* _Исходный отрывок_
О поэтах и поэзии: Гёльдерлин. Рильке. Тракль — страница 18 из 34

Золотое око Начала, сумеречное терпенье Конца.

Конец здесь не есть следствие и замирание-угасание начала. Этот конец, будучи концом разлагающегося человеческого рода, предшествует началу нерожденного человечества. И тем не менее это Начало в качестве ранней рани уже обогнало вышеозначенный Конец.

В этой рани прячется продолжающая утаивать себя первоначальная сущность времени. Для господствующего типа мышления это и впредь будет оставаться закрытым до тех пор, покуда будут продолжать иметь силу начавшиеся с Аристотеля представления о времени, в соответствие с которыми время – не важно, представлять ли его механически, динамически или с точки зрения атомного распада – есть размерность количественной или качественной оценки длительности, вершащейся в линейной последовательности.

* _Предоставленные записи_

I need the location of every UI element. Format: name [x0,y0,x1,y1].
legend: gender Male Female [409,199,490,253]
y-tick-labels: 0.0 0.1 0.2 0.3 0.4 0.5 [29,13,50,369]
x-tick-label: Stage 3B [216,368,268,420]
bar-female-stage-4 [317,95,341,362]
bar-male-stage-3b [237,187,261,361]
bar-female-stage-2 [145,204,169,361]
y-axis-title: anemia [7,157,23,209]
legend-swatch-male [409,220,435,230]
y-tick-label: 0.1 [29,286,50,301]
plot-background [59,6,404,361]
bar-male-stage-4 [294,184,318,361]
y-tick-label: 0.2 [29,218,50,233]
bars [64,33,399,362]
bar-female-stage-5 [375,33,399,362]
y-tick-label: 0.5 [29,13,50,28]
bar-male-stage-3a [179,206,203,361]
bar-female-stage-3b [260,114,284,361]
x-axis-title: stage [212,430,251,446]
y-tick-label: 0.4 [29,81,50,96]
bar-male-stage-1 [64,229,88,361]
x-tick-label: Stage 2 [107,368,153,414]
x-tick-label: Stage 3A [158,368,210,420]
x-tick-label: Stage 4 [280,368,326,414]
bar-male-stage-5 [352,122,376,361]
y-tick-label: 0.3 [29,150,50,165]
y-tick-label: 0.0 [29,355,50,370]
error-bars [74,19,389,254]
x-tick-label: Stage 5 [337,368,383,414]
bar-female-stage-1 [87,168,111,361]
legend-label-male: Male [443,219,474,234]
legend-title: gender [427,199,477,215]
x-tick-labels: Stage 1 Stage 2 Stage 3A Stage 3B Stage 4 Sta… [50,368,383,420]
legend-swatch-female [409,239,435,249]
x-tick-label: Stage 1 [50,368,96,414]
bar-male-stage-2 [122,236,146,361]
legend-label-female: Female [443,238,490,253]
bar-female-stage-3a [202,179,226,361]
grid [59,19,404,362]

* _Что сделать_
[a] Обнови отрывок: перепиши его часть между "О поэтах и поэзии: Гёльдерлин." и "обогнало вышеозначенный Конец." включительно, заменив "сумеречное" на "вечернее".
[b] С кого, согласно отрывку, начались представления о времени, которые пока сохраняют силу?
[c] Переведите на английский язык предложение из отрывка: «В этой рани прячется продолжающая утаивать себя первоначальная сущность времени».

* _Ответы по заданиям_
[a]
О поэтах и поэзии: Гёльдерлин. Рильке. Тракль — страница 18 из 34

Золотое око Начала, вечернее терпенье Конца.

Конец здесь не есть следствие и замирание-угасание начала. Этот конец, будучи концом разлагающегося человеческого рода, предшествует началу нерожденного человечества. И тем не менее это Начало в качестве ранней рани уже обогнало вышеозначенный Конец.

[b] С Аристотеля.

[c] In this early dawn hides the original essence of time, which continues to conceal itself.